▸ Exercise description: Write out, word for word, the stretch of the storage-migration passage from "Data 302 may" through "allowed to the migration storage array 102.".

Data 302 may have various forms and formats, such as files, blocks,
segments, etc. In some embodiments, the copying and setup of the
metadata 304 takes place during a system outage in which no client
traffic is allowed to the legacy storage array 104 and no client
traffic is allowed to the migration storage array 102.
[0021] During the data migration time span, the migration storage
array 102 copies data from the legacy storage array 104 into the
migration storage array 102. This data migration is indicated in
FIG. 3 as arrows 312 and 314 from data 302 in the legacy storage
array 104 to data 302 in the migration storage array 102. For
example, the migration storage array 102 could read the data 302
from the legacy storage array 104, and write the data 302 into the
migration storage array 102 for migration of the data. During the
data migration, clients 106 have full access to the data. Where
data has not been copied to migration storage array 102 and a
client 106 requests a copy of that data, the data is accessed from
the legacy storage array 104 via the migration storage array as
illustrated by line 312 and as discussed above. If a client 106
reads data 302 that has been copied from the legacy storage array
104 into the migration storage array 102, the migration storage
array 102 sends a copy of the data 302 to the client 106 directly
from the migration storage array 102. If a client 106 writes data
302 that has been copied from the legacy storage array 104 into the
migration storage array 102, e.g., after reading the data 302 from
the migration storage array 102 and editing the data 302, the
migration storage array 102 writes the data 302 back into the
migration storage array 102 and updates the metadata 304.
[0022] The copy on read takes place when data 302 has not yet been
copied from the legacy storage array 104 to the migration storage
array 102. Since the data 302 is not yet in the migration storage
array 102, the migration storage array 102 reads the data 302 from
the legacy storage array 104. The migration storage array 102 sends
the data 302 to the client 106, and writes a copy of the data 302
into the migration storage array 102. After doing so, the migration
storage array 102 updates the metadata 304 in the migration storage
array 102, to cancel the copy on read for that data 302. In some
embodiments the copy on read for data 302 is cancelled responsive
to overwriting data 302. The data 302 is then treated as data that
has been copied from the legacy storage array 104 into the
migration storage array 102, as described above. If a client 106
writes data 302, the migration storage array 102 writes the data
302 into the migration storage array 102. This data 302 is not
copied or written into the legacy storage array 104 in some
embodiments. The migration storage array 102 updates the metadata
304 in the migration storage array 102, in order to record that the
new data 302 that has been written to the migration storage array
102.

▸ Entries:
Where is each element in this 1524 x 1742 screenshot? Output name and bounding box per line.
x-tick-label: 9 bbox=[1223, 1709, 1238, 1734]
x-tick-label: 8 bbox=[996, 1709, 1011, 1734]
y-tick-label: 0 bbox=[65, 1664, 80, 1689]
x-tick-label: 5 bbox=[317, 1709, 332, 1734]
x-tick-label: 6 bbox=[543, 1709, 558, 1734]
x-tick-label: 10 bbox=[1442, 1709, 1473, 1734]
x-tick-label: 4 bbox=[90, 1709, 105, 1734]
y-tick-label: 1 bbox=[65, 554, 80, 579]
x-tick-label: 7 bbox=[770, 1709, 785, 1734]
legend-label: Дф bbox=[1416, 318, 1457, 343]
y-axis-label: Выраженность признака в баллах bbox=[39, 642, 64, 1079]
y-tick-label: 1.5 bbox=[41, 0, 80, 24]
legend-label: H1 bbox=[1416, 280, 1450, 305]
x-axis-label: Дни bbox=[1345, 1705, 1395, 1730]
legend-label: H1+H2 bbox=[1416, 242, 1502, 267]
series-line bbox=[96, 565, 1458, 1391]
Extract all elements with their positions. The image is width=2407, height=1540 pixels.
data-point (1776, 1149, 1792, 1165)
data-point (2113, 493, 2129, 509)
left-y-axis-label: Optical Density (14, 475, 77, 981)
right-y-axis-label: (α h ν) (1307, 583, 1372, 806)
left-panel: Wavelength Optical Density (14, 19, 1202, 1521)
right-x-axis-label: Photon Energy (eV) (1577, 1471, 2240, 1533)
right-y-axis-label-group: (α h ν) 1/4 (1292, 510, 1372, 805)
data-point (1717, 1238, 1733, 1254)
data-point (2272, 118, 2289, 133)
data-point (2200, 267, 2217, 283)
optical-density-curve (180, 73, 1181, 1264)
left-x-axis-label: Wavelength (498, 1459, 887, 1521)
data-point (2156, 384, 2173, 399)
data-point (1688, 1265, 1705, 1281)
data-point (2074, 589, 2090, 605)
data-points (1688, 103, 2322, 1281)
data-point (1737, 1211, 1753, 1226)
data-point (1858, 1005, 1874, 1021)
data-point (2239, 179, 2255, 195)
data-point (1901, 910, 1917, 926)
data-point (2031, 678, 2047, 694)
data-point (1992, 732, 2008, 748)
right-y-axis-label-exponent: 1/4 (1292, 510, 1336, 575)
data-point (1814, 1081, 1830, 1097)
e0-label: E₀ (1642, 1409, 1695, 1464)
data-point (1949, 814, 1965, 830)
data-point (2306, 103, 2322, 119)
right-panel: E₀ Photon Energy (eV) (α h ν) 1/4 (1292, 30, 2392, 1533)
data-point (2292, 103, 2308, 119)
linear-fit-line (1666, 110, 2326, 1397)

▸ Exercise response:
Data 302 may have various forms and formats, such as files, blocks,
segments, etc. In some embodiments, the copying and setup of the
metadata 304 takes place during a system outage in which no client
traffic is allowed to the legacy storage array 104 and no client
traffic is allowed to the migration storage array 102.